— Description of the task —
Tally all lines containing the word "Chinese". Give the number alone.

— Data provided —
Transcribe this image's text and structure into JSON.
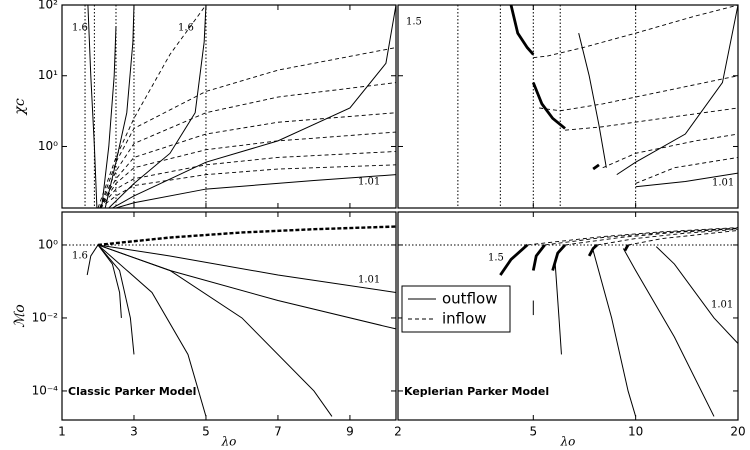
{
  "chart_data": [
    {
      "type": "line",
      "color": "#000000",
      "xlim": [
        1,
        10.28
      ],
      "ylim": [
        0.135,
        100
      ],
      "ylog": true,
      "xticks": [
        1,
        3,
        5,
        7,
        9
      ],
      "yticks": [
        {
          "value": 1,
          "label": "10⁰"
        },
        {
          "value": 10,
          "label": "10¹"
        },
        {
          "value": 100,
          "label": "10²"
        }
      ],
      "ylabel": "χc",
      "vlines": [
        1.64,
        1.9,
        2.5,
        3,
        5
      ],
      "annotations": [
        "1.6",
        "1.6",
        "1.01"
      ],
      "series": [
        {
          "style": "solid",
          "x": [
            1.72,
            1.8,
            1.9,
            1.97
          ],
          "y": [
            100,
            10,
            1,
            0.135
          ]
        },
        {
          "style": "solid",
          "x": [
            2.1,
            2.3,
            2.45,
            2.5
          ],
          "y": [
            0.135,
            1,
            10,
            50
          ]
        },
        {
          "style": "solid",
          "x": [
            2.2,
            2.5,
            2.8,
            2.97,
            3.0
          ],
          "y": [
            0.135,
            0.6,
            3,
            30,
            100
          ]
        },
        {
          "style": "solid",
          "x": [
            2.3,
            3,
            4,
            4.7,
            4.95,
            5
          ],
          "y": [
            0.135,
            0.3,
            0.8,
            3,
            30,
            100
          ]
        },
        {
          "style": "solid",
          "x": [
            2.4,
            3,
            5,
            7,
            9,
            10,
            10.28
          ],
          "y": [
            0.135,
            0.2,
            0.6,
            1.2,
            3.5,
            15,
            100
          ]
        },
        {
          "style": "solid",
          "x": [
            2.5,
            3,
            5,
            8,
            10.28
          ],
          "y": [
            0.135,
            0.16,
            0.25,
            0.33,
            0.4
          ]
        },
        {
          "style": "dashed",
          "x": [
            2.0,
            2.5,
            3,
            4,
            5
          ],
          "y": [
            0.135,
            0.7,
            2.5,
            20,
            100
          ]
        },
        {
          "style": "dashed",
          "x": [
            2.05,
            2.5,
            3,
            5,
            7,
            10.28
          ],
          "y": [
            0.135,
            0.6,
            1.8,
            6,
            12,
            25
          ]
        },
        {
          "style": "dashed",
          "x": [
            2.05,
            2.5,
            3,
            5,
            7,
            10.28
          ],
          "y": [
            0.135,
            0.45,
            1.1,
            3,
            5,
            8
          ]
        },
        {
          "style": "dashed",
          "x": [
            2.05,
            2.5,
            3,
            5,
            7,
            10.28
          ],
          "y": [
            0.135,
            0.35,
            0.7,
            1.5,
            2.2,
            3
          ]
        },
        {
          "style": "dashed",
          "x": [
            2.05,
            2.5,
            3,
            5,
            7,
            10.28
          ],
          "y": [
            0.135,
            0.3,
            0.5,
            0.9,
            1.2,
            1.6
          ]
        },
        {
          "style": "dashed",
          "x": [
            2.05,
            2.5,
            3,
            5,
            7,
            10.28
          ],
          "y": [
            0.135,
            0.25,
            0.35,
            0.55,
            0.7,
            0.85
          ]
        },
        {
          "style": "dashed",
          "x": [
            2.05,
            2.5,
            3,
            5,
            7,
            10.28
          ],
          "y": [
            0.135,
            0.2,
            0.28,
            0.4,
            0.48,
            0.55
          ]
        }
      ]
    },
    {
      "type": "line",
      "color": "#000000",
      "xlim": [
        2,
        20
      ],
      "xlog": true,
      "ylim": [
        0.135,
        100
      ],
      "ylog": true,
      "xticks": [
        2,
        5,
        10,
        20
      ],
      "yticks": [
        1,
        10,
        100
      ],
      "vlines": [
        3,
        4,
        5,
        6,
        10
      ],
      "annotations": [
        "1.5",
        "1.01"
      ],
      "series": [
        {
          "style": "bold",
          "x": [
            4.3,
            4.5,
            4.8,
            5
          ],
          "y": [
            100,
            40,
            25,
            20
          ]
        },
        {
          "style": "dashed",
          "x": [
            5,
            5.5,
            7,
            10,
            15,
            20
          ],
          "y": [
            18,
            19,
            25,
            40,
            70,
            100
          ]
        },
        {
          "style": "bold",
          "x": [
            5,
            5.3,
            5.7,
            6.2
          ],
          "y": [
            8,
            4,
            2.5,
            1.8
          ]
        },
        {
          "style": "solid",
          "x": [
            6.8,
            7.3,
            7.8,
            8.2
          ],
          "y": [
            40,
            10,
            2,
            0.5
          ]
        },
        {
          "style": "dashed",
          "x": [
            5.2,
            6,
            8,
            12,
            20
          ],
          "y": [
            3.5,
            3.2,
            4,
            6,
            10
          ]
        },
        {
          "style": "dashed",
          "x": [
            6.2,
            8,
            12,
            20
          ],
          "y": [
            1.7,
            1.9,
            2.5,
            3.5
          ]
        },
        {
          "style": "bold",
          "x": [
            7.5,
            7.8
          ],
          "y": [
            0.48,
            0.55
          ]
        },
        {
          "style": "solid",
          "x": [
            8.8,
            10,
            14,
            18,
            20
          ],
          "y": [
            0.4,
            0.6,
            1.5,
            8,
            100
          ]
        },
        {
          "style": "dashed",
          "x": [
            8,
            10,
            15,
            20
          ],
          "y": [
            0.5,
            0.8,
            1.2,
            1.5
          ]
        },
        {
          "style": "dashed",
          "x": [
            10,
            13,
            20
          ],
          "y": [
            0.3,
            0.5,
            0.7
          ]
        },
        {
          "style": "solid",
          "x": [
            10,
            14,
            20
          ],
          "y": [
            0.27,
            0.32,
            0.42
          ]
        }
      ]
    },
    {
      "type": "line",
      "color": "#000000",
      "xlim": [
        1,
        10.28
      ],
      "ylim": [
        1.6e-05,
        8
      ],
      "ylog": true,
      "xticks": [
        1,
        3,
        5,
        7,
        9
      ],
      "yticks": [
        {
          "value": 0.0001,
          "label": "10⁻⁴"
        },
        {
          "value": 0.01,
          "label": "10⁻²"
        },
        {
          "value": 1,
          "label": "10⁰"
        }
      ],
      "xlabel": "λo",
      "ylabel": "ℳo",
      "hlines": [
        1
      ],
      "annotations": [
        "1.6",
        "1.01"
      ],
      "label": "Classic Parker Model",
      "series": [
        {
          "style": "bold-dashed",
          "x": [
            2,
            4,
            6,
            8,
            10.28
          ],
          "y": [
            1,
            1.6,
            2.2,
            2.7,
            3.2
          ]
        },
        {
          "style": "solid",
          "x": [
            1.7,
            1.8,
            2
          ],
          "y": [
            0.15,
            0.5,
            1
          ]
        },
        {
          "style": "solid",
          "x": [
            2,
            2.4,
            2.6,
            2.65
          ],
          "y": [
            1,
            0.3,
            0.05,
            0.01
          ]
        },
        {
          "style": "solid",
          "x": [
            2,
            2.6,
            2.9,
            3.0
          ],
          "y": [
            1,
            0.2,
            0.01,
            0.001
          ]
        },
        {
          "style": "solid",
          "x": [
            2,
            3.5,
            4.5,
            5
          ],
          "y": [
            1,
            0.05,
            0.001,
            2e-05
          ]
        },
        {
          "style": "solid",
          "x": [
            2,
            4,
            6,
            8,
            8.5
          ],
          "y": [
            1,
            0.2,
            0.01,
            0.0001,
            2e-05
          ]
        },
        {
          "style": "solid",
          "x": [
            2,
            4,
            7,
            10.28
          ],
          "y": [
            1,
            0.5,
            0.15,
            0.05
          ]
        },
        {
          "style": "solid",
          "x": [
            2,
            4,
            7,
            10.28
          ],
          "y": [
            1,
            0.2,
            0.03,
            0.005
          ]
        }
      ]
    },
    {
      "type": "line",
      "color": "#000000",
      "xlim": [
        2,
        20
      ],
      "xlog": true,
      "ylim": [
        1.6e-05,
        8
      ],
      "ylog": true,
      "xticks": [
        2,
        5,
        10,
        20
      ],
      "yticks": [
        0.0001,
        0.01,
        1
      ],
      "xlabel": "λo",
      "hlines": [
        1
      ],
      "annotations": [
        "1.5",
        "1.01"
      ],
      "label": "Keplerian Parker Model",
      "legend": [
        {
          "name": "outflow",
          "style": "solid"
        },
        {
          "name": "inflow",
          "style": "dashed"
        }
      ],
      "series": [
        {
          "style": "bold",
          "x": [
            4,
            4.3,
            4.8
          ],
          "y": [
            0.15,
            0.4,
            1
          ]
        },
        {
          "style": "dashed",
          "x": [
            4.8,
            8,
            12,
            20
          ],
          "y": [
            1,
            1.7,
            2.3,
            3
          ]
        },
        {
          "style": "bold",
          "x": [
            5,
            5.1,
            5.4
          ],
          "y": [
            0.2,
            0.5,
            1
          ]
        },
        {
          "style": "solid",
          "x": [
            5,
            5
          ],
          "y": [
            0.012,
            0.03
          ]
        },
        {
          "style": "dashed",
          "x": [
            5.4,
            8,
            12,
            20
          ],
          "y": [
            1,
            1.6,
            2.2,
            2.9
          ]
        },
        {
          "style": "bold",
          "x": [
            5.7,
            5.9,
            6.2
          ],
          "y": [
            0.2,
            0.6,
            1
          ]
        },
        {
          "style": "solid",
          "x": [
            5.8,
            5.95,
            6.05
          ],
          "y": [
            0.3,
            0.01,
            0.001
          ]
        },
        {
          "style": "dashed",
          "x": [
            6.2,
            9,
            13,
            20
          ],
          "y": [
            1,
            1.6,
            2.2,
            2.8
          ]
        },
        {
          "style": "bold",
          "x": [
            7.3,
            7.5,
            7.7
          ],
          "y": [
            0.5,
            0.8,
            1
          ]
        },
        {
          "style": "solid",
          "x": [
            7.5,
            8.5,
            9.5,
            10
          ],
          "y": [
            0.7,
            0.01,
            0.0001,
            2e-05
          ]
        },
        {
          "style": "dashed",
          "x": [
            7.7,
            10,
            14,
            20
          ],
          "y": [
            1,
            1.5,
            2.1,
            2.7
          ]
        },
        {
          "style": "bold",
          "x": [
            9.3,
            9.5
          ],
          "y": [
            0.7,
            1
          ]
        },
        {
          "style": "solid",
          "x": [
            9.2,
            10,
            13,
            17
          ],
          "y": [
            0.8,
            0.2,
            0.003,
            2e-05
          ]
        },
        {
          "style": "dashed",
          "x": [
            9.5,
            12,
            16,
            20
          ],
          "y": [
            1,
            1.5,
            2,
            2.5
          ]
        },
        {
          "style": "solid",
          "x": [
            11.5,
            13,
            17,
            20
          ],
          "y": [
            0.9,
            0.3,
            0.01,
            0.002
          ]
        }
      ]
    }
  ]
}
==
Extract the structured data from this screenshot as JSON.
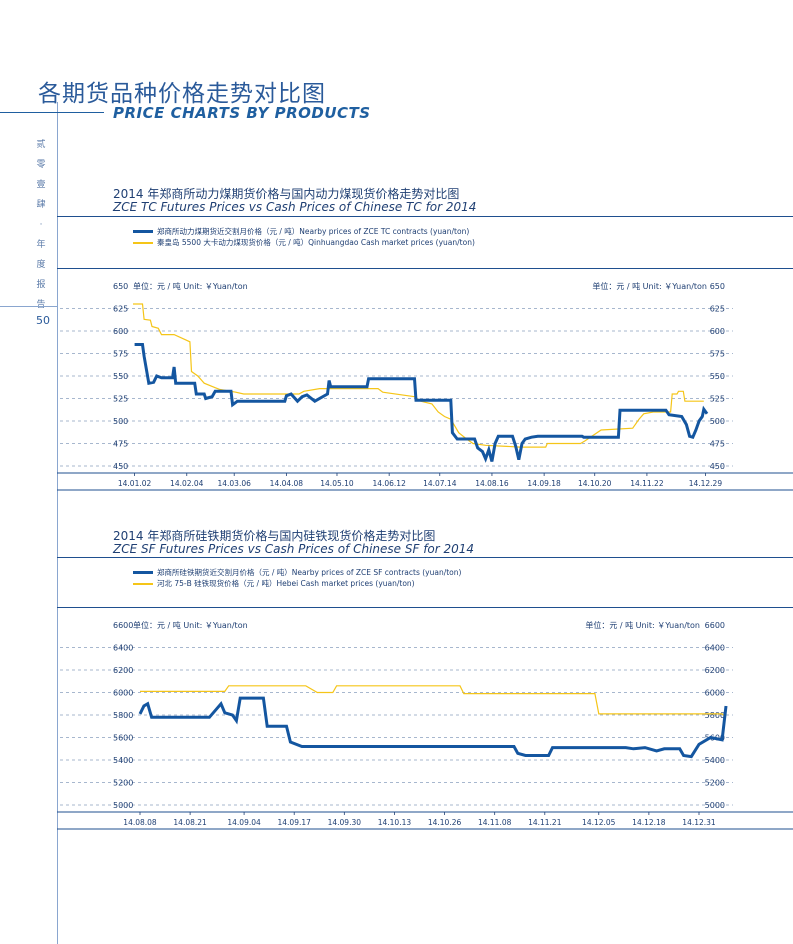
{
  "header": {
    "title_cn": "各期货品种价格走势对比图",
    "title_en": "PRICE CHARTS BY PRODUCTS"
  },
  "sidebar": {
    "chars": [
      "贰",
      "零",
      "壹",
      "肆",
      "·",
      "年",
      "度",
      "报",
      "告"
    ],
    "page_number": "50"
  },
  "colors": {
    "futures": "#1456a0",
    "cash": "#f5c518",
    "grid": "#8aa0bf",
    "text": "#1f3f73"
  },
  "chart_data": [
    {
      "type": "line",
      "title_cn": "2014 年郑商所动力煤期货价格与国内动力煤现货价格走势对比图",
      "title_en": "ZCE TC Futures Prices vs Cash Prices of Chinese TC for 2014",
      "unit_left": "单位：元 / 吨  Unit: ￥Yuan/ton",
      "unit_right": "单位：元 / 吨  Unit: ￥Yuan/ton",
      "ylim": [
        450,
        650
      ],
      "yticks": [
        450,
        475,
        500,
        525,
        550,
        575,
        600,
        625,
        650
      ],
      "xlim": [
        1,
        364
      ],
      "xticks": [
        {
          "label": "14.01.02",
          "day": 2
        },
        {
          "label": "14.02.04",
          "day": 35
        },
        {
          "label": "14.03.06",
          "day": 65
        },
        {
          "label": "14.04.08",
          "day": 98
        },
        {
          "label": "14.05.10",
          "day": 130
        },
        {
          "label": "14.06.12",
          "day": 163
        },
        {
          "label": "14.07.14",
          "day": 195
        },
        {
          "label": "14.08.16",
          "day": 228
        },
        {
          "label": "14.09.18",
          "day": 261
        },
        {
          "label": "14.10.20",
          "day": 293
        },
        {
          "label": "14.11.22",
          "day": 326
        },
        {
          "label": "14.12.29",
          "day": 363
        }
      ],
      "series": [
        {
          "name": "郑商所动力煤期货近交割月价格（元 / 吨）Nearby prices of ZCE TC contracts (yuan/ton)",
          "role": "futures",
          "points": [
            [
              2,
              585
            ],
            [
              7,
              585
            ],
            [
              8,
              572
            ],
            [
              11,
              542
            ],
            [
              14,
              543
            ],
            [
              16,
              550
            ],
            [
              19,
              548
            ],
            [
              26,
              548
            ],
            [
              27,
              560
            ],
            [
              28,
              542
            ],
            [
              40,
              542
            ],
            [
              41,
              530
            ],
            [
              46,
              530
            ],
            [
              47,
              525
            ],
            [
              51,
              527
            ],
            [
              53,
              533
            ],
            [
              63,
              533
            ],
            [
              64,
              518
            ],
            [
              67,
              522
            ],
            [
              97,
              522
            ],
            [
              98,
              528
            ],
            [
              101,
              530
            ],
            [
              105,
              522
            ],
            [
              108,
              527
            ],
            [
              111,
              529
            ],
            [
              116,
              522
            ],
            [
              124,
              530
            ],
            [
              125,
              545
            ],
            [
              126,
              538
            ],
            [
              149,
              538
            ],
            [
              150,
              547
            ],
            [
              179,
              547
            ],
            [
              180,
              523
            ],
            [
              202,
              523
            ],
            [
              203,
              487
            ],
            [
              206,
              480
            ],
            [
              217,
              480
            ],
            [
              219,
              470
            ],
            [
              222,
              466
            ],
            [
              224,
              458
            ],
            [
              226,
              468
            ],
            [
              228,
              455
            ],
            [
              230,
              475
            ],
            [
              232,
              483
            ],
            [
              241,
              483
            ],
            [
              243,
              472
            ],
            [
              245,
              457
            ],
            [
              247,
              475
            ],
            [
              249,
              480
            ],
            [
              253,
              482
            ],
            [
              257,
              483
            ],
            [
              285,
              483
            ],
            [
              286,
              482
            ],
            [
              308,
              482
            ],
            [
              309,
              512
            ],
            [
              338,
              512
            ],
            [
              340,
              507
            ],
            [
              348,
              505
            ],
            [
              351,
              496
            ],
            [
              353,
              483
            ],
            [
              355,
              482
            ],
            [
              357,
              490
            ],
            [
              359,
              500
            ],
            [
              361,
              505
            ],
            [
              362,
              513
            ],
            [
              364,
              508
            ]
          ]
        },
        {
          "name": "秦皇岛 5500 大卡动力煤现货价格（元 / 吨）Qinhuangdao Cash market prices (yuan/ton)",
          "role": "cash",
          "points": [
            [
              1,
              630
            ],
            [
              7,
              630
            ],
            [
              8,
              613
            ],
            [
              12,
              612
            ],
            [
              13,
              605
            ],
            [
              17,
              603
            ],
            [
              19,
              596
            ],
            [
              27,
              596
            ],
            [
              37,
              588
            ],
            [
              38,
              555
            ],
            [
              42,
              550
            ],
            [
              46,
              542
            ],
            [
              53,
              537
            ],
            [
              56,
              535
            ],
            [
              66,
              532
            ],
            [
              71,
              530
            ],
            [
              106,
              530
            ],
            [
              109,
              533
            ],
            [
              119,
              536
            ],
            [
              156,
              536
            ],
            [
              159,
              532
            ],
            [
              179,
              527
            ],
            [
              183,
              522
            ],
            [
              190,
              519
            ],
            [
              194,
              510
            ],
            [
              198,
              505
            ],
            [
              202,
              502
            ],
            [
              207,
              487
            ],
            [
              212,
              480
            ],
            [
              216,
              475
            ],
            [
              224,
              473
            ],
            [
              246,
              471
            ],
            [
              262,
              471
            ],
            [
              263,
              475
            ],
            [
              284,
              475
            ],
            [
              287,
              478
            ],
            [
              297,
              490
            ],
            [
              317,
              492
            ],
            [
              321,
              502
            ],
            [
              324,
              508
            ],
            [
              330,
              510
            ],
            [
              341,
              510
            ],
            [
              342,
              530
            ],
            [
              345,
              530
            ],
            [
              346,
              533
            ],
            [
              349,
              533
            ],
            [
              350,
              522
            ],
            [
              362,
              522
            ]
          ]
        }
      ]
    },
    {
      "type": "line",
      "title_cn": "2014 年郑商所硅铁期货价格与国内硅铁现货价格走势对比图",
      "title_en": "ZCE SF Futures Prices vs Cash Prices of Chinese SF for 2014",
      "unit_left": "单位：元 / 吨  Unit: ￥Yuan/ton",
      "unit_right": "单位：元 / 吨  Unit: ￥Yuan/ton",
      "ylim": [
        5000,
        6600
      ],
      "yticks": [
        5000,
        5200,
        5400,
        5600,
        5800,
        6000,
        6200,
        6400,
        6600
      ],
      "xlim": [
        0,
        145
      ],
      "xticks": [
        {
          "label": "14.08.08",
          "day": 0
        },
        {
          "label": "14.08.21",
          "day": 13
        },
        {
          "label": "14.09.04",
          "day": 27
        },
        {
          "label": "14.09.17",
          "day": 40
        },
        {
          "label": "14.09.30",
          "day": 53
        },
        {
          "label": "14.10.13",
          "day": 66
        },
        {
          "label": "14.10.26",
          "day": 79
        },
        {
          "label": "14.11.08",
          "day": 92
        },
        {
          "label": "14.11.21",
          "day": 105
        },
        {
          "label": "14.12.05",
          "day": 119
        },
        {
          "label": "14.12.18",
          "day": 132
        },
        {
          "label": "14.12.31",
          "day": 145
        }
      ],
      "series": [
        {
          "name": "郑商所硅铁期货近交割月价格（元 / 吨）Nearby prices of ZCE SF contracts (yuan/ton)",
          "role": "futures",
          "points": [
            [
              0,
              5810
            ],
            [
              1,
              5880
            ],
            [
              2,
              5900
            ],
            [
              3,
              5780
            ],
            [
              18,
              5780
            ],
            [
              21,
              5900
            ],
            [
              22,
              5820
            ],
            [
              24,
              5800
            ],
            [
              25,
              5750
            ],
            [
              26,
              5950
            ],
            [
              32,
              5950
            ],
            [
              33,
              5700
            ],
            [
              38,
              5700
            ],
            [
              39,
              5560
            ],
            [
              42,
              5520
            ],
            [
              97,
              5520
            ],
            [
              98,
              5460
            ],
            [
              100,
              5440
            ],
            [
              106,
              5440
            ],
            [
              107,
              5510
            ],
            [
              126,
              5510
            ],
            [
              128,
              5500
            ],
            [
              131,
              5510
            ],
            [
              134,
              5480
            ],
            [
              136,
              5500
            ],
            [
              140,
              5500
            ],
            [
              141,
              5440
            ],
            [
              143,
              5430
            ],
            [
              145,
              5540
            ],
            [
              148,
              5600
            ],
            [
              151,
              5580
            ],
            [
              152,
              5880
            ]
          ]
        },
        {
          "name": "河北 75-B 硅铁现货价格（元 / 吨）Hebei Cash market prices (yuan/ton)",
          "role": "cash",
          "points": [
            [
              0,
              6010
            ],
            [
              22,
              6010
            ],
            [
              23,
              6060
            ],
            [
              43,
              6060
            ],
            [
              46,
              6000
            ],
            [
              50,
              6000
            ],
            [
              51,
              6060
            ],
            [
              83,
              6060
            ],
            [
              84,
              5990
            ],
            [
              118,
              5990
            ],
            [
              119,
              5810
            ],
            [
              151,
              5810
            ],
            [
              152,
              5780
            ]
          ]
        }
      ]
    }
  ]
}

— Solution to this task —
2